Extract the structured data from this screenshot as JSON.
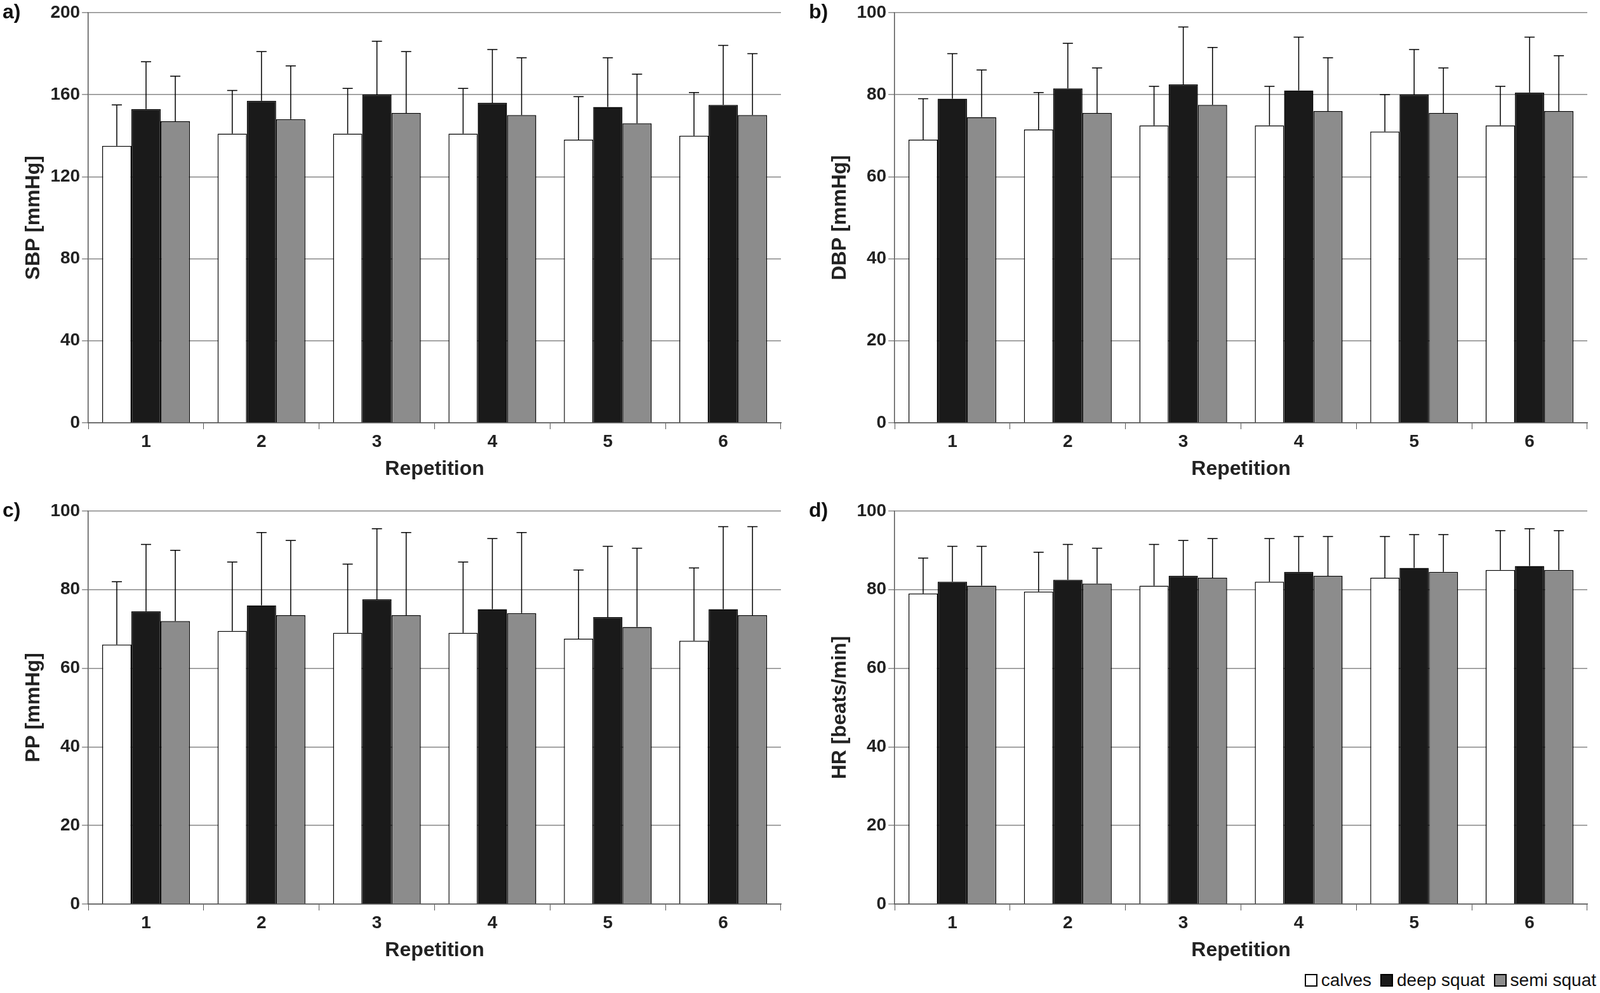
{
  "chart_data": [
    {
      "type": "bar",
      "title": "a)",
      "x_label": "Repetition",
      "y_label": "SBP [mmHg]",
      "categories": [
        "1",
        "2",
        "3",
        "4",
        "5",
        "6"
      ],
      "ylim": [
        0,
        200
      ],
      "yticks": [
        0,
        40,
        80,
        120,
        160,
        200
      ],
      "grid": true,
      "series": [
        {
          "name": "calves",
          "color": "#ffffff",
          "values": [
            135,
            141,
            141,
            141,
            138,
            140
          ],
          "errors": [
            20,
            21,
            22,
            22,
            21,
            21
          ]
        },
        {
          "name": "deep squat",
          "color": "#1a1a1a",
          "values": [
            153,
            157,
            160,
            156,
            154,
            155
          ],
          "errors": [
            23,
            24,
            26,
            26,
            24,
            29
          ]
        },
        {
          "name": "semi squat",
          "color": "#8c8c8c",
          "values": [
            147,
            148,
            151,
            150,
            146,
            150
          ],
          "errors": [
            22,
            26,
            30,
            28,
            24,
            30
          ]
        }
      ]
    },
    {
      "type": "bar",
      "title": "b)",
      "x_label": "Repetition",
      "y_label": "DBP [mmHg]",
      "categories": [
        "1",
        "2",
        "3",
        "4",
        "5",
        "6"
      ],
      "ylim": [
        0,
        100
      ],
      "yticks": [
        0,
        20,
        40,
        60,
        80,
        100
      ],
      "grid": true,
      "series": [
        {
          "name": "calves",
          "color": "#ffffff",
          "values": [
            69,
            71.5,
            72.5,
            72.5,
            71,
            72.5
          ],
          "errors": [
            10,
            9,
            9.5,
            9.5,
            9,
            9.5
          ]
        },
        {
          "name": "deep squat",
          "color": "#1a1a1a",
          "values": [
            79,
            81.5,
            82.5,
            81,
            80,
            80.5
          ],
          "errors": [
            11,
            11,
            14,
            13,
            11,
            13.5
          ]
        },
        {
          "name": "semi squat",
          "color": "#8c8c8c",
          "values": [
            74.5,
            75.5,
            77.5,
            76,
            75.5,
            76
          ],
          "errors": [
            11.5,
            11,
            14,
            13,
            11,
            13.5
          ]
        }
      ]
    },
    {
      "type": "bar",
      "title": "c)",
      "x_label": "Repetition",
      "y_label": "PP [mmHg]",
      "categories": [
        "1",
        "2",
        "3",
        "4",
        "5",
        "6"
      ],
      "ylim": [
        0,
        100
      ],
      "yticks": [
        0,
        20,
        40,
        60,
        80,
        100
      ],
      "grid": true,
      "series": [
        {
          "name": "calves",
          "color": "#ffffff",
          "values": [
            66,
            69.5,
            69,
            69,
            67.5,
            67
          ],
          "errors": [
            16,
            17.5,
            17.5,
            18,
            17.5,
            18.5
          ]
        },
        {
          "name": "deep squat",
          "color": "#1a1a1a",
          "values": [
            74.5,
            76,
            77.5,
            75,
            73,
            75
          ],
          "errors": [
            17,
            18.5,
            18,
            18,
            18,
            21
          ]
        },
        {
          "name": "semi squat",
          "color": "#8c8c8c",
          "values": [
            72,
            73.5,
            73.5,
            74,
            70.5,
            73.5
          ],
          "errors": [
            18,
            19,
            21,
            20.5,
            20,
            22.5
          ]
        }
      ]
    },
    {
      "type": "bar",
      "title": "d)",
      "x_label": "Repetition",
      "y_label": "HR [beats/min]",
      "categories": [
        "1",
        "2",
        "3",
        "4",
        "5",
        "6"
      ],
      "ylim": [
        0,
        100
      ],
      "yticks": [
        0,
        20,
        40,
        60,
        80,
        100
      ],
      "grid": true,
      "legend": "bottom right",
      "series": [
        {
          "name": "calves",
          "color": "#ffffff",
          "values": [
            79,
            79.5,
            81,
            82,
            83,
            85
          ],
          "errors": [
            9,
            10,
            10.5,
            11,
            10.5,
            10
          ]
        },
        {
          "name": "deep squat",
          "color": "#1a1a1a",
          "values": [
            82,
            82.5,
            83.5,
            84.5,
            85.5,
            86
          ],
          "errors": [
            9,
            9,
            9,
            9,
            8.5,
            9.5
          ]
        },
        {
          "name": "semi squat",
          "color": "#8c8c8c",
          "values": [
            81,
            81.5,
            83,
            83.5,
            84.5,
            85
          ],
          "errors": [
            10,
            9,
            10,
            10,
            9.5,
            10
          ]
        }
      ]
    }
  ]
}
==
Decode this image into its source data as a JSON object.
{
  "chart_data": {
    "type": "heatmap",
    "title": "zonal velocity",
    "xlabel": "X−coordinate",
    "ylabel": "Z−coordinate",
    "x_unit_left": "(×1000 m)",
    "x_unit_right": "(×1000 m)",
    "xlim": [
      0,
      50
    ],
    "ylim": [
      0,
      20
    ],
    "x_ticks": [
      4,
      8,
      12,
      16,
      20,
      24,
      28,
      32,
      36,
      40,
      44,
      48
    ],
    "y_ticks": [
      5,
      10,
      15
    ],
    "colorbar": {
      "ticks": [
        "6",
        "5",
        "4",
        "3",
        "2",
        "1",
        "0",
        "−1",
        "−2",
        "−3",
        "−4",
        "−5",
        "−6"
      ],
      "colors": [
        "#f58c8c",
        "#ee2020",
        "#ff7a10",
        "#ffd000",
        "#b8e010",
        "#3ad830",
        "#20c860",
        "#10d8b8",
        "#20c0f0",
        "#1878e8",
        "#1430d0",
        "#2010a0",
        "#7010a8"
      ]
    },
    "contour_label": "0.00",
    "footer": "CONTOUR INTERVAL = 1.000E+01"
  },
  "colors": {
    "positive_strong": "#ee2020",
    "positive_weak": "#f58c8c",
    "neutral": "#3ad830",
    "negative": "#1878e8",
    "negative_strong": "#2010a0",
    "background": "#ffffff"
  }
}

• Your instructions
From the records above, copy every line that holds the word "this".

• Written reply
Extract the structured data from this screenshot as JSON.
Decode this image into its source data as a JSON object.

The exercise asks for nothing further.